| The request |
Locate "Transcribe this chart's" in the listing below, then output the line holding it and every line after it, exactly and with nothing else.

------ Entries ------

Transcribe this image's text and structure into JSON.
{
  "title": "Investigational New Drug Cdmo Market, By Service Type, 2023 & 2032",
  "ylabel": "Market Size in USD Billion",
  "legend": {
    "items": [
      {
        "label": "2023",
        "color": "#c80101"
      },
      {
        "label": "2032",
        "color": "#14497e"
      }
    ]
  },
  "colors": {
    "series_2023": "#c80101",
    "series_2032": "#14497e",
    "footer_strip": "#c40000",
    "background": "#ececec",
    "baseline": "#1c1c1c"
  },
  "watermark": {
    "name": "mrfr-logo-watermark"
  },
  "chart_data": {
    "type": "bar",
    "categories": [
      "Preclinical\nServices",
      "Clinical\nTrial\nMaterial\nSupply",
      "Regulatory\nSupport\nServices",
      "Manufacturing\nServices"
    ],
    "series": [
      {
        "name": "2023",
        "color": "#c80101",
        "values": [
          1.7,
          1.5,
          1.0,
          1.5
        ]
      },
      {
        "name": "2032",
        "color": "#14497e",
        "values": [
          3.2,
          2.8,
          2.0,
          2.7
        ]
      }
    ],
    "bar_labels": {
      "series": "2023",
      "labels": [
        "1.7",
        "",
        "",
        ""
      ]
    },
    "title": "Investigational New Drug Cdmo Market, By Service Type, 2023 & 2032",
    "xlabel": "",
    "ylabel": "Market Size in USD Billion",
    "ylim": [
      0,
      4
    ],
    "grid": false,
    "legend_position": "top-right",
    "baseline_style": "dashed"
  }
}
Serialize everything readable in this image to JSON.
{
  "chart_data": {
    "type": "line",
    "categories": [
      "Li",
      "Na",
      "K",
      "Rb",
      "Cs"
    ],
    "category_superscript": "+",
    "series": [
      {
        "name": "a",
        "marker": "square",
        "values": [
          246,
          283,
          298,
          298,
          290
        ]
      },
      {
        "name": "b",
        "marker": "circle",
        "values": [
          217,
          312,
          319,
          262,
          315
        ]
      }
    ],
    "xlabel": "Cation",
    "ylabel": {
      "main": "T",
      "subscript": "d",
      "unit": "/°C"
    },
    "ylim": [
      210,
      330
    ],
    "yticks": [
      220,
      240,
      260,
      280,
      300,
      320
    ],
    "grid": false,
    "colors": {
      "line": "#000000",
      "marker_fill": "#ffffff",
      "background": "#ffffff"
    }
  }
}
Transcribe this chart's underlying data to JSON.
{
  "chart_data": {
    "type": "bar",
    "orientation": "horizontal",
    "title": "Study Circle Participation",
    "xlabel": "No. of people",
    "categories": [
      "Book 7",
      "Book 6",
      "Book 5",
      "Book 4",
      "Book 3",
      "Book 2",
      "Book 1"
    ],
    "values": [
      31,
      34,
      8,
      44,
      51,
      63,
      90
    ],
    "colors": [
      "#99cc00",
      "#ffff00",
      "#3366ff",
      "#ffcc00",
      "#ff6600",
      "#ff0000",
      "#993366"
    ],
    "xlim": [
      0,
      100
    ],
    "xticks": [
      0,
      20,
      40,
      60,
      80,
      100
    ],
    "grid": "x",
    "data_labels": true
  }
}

------

| Solution below |
Transcribe this chart's underlying data to JSON.
{
  "chart_data": {
    "type": "bar",
    "orientation": "horizontal",
    "title": "Study Circle Participation",
    "xlabel": "No. of people",
    "categories": [
      "Book 7",
      "Book 6",
      "Book 5",
      "Book 4",
      "Book 3",
      "Book 2",
      "Book 1"
    ],
    "values": [
      31,
      34,
      8,
      44,
      51,
      63,
      90
    ],
    "colors": [
      "#99cc00",
      "#ffff00",
      "#3366ff",
      "#ffcc00",
      "#ff6600",
      "#ff0000",
      "#993366"
    ],
    "xlim": [
      0,
      100
    ],
    "xticks": [
      0,
      20,
      40,
      60,
      80,
      100
    ],
    "grid": "x",
    "data_labels": true
  }
}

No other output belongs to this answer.